→ WRITTEN TASK
Of all the lines in the material, how many include the word "JSON"? Give only the number.

→ RAW RECORDS
[Begin]
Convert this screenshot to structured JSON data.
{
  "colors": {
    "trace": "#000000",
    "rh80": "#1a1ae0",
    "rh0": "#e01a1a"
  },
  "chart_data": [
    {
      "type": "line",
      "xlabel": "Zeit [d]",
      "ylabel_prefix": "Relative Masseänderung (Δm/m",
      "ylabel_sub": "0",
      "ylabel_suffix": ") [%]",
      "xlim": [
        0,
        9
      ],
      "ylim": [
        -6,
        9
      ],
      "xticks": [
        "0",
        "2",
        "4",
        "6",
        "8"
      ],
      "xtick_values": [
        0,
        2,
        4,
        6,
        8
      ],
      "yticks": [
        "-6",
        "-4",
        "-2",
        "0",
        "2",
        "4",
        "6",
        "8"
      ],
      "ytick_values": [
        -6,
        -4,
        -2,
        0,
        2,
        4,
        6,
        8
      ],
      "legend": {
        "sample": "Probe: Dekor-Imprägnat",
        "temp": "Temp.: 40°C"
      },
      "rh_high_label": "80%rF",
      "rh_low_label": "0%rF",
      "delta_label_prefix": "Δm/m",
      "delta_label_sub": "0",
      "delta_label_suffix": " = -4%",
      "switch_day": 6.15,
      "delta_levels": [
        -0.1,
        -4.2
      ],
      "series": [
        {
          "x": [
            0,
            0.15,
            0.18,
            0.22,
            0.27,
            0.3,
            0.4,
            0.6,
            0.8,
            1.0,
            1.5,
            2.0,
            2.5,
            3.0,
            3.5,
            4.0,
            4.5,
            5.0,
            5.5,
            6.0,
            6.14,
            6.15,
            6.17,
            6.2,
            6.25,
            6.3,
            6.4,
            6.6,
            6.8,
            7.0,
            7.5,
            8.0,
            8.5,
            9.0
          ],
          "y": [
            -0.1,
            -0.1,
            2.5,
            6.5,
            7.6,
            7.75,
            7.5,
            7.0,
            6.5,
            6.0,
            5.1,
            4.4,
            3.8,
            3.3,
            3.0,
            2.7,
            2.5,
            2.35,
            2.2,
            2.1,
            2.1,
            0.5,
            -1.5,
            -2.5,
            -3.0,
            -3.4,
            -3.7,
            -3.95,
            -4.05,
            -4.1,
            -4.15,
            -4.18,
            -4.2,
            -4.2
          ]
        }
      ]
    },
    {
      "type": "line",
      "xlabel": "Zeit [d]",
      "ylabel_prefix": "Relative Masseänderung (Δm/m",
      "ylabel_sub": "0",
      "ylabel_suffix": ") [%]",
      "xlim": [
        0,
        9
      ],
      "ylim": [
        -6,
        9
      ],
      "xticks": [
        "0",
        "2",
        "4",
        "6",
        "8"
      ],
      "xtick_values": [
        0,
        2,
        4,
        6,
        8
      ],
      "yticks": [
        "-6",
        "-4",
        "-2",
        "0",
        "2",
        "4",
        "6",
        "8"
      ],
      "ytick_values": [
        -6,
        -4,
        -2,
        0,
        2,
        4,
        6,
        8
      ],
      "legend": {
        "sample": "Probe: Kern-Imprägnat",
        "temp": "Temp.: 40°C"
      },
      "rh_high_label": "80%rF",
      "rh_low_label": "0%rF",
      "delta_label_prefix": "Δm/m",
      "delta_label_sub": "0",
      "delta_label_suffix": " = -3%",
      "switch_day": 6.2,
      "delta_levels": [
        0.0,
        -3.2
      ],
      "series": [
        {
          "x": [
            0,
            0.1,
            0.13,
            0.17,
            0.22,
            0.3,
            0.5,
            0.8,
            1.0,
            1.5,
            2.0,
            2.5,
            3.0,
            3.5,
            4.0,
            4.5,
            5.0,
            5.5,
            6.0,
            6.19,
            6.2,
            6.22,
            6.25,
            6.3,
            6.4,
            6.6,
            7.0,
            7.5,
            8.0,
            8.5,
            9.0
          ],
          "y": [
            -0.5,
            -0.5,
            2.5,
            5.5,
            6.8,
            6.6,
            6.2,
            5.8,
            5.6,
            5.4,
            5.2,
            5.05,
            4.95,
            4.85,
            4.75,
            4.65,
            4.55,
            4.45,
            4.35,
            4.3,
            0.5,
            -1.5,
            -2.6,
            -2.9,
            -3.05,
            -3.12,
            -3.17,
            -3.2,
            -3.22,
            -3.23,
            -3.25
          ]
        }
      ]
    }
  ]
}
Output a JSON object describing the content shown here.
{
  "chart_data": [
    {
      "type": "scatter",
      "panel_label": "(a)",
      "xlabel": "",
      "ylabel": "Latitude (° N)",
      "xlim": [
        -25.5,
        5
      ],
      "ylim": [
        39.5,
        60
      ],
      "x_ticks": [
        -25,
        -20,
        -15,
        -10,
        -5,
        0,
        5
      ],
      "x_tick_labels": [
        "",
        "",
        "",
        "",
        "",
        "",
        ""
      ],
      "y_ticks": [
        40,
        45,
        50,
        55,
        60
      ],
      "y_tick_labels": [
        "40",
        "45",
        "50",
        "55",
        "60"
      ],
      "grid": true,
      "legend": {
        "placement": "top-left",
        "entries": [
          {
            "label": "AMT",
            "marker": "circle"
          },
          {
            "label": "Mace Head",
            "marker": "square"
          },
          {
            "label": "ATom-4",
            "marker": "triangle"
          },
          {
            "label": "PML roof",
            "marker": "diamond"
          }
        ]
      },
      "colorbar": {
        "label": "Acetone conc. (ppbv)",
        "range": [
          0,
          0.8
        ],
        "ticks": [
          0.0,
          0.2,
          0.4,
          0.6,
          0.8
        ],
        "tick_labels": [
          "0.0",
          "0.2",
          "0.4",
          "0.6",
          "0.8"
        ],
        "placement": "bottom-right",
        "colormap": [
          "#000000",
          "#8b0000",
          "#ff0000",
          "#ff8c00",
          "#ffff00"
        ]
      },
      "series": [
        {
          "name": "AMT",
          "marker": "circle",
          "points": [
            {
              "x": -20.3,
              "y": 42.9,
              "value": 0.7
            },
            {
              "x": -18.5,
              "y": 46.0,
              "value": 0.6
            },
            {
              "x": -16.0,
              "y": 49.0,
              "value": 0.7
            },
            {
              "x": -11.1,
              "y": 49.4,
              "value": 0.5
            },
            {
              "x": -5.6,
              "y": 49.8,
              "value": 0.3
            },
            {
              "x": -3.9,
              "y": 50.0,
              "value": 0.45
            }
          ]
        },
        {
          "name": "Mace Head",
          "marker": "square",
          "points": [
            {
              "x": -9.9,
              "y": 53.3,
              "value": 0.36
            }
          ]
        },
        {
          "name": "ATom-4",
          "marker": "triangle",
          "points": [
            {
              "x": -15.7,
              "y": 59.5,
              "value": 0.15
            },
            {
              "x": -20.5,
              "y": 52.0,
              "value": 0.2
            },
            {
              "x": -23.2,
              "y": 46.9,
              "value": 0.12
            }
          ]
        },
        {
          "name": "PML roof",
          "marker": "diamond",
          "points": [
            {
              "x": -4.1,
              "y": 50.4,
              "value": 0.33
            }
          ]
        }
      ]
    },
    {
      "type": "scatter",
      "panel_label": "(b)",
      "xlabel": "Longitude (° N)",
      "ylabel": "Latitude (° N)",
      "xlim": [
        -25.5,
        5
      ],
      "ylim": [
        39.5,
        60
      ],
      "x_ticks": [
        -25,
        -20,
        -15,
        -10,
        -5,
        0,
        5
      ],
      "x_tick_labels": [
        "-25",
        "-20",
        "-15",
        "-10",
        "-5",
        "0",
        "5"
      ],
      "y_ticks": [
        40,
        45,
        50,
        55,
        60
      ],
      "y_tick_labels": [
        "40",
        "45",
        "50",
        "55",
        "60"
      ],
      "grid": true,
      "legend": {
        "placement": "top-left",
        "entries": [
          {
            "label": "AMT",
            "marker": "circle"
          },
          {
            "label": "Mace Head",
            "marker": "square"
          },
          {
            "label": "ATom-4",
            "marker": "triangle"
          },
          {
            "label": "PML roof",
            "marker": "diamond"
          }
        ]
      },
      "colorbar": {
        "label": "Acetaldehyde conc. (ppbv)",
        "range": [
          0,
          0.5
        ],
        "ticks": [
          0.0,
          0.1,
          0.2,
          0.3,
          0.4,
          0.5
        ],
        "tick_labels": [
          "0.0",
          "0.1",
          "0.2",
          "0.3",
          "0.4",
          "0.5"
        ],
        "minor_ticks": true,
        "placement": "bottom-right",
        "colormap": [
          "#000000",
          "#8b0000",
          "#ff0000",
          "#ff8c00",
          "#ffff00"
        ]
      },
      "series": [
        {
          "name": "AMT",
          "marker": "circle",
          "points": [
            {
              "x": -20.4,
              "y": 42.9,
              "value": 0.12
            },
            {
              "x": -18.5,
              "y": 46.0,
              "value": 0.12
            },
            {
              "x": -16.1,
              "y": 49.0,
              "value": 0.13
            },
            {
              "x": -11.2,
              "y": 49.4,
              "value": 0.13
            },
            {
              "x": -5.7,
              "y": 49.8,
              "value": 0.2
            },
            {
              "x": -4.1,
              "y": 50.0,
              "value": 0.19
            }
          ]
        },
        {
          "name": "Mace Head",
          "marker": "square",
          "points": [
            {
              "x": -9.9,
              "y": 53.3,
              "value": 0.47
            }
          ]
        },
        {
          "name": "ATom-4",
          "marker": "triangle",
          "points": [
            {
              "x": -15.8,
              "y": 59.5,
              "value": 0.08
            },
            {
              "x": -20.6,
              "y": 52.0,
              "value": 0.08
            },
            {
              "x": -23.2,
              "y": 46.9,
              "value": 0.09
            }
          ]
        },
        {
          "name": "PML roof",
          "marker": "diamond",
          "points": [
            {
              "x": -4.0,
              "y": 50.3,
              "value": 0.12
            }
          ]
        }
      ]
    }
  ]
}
[End]
→ REPLY TO THE TASK
2